» Exercise: List each line of the data that holds the word "JSON".
● ● ● ● ●
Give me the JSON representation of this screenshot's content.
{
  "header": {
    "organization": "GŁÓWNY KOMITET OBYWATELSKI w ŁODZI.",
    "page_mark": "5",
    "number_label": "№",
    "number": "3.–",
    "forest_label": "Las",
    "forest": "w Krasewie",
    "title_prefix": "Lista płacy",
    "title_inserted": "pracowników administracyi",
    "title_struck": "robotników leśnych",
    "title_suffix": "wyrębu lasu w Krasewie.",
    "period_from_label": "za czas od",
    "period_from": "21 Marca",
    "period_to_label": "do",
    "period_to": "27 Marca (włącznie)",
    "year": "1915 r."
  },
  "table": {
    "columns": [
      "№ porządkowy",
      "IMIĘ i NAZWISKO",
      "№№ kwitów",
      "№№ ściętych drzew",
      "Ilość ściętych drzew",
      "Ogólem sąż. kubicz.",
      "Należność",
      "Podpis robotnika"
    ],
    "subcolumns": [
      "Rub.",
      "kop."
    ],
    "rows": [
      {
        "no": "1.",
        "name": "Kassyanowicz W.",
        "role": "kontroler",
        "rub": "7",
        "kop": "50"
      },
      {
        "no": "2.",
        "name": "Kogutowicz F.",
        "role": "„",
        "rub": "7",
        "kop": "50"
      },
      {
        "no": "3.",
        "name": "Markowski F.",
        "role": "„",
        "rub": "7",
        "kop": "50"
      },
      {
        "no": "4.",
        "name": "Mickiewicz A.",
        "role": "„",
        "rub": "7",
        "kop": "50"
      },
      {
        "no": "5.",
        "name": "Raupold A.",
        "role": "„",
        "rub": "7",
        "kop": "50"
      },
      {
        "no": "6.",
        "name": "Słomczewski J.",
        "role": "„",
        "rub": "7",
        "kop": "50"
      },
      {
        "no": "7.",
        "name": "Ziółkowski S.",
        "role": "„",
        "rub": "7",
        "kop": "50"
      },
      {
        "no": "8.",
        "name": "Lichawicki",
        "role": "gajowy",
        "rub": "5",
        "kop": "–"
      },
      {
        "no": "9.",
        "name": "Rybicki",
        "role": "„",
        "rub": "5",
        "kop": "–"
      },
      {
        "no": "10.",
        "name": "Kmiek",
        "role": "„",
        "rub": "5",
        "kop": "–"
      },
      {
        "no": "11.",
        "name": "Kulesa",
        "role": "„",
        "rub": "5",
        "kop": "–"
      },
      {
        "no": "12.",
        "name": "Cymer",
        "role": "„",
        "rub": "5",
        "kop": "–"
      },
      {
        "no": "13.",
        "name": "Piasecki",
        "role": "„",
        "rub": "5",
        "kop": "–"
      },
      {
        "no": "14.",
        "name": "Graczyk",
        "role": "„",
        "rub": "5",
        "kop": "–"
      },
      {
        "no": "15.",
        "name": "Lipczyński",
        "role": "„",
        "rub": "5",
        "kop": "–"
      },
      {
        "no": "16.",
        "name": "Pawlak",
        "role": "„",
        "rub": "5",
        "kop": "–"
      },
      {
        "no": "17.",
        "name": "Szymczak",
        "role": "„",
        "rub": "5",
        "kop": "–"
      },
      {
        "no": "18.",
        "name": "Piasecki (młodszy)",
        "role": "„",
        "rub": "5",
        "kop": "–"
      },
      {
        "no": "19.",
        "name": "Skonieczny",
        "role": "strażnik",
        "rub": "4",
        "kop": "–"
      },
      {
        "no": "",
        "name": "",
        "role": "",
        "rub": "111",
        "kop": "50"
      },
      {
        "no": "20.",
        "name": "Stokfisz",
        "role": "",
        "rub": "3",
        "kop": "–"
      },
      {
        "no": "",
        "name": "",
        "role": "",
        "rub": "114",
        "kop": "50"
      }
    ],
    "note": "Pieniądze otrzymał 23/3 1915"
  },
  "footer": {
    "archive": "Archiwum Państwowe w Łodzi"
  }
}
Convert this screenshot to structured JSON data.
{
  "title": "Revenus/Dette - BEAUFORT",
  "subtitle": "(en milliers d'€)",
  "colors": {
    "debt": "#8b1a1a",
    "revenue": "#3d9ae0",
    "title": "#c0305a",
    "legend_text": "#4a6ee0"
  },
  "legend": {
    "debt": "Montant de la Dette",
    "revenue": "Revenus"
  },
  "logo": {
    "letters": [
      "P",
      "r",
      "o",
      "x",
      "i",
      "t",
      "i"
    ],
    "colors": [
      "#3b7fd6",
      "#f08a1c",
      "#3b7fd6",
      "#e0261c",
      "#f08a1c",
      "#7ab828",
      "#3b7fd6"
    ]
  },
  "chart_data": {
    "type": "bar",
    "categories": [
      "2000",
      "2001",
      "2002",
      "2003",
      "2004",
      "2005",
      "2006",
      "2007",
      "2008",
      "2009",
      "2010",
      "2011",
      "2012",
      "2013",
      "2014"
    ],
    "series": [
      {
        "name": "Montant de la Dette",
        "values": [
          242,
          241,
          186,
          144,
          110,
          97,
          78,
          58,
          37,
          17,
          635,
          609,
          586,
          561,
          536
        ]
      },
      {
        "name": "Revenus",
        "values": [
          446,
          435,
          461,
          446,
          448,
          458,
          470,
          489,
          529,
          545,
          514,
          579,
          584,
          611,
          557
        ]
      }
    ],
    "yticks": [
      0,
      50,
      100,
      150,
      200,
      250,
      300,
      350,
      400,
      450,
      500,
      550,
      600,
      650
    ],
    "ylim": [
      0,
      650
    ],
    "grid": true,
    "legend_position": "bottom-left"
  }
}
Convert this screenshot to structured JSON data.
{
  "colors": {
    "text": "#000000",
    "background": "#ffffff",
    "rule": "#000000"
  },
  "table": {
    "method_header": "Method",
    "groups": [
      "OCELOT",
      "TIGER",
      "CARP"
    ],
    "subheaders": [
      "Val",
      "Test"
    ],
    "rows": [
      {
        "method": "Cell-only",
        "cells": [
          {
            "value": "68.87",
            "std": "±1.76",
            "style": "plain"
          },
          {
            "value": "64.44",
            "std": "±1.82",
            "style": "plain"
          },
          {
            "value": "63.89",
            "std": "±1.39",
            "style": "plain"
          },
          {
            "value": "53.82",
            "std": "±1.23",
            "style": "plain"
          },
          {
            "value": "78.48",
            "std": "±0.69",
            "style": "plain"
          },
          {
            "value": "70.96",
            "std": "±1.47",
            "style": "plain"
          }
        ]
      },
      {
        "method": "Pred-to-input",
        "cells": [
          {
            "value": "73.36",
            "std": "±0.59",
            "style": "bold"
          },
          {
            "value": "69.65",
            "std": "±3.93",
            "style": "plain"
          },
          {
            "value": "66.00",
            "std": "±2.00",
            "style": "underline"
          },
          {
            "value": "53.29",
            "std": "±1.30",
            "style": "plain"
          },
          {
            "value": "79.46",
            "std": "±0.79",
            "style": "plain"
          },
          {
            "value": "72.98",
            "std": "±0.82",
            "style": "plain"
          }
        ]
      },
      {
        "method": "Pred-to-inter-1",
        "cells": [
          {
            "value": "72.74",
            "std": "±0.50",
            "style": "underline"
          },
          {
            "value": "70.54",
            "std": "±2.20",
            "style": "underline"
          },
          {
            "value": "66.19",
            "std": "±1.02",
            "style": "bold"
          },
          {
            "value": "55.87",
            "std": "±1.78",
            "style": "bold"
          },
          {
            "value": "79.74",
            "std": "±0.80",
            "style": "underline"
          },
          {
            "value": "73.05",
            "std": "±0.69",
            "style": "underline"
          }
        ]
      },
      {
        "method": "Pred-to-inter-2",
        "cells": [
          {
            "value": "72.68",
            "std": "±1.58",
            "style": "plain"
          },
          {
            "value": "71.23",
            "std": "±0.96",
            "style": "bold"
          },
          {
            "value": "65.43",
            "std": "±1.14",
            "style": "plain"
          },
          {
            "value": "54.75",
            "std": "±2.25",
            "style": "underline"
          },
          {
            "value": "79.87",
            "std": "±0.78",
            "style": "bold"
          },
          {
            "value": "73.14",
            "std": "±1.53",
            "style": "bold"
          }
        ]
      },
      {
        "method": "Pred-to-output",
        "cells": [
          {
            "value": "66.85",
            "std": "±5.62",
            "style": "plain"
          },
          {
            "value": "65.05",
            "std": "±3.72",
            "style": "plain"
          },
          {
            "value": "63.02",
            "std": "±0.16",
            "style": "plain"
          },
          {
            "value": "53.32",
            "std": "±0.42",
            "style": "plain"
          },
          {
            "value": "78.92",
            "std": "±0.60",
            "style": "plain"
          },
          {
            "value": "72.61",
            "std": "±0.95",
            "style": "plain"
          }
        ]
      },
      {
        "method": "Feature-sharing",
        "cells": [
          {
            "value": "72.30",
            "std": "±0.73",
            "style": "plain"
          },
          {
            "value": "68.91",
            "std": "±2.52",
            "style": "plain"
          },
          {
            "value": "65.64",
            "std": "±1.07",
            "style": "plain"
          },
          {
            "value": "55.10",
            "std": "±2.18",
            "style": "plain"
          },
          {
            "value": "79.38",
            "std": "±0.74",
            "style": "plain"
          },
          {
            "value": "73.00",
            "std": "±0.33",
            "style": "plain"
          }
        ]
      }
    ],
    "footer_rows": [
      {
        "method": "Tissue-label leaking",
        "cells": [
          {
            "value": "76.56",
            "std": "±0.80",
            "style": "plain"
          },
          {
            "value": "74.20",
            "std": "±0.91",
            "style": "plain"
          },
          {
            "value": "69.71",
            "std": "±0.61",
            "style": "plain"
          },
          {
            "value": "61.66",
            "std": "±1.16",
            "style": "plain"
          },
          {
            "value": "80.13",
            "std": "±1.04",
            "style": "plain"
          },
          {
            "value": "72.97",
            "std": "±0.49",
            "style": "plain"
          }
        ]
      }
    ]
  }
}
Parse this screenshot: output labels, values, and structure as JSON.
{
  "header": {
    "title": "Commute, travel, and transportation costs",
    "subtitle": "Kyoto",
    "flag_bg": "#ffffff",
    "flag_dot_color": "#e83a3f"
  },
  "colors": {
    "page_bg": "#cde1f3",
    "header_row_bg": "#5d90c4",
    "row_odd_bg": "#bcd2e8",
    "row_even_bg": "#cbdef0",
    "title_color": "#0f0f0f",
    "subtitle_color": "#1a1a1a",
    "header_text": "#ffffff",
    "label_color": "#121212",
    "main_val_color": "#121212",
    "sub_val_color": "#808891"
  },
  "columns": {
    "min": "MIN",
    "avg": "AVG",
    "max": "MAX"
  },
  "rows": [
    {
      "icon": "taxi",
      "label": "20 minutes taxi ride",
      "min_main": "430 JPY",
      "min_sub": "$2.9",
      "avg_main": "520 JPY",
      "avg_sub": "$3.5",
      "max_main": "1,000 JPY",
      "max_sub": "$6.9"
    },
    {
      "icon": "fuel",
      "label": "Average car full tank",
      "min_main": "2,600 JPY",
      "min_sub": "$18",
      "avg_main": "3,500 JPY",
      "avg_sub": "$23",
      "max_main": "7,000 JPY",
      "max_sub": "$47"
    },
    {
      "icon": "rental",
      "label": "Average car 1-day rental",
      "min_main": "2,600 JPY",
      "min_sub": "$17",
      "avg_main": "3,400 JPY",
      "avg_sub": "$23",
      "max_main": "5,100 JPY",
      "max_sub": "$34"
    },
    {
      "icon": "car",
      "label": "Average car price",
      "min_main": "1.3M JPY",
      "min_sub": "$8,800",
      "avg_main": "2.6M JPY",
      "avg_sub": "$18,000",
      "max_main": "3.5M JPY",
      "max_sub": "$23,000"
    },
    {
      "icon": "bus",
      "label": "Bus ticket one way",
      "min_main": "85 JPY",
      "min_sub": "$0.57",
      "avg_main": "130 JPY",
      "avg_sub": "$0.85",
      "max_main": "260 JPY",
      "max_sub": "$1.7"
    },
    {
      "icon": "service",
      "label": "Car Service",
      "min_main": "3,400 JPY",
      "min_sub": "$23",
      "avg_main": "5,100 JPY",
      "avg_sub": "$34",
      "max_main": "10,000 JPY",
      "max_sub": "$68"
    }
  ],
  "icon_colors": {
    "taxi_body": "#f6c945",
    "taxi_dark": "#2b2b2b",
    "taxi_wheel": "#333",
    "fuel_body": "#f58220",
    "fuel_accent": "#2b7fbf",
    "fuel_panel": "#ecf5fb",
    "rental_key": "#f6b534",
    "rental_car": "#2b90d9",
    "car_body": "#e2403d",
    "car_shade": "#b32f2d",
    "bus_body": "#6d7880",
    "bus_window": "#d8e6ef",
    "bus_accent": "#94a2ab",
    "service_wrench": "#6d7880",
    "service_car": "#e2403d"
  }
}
● ● ● ● ●
» Result of this task:
Give me the JSON representation of this screenshot's content.
Convert this screenshot to structured JSON data.
Convert this screenshot to structured JSON data.
Parse this screenshot: output labels, values, and structure as JSON.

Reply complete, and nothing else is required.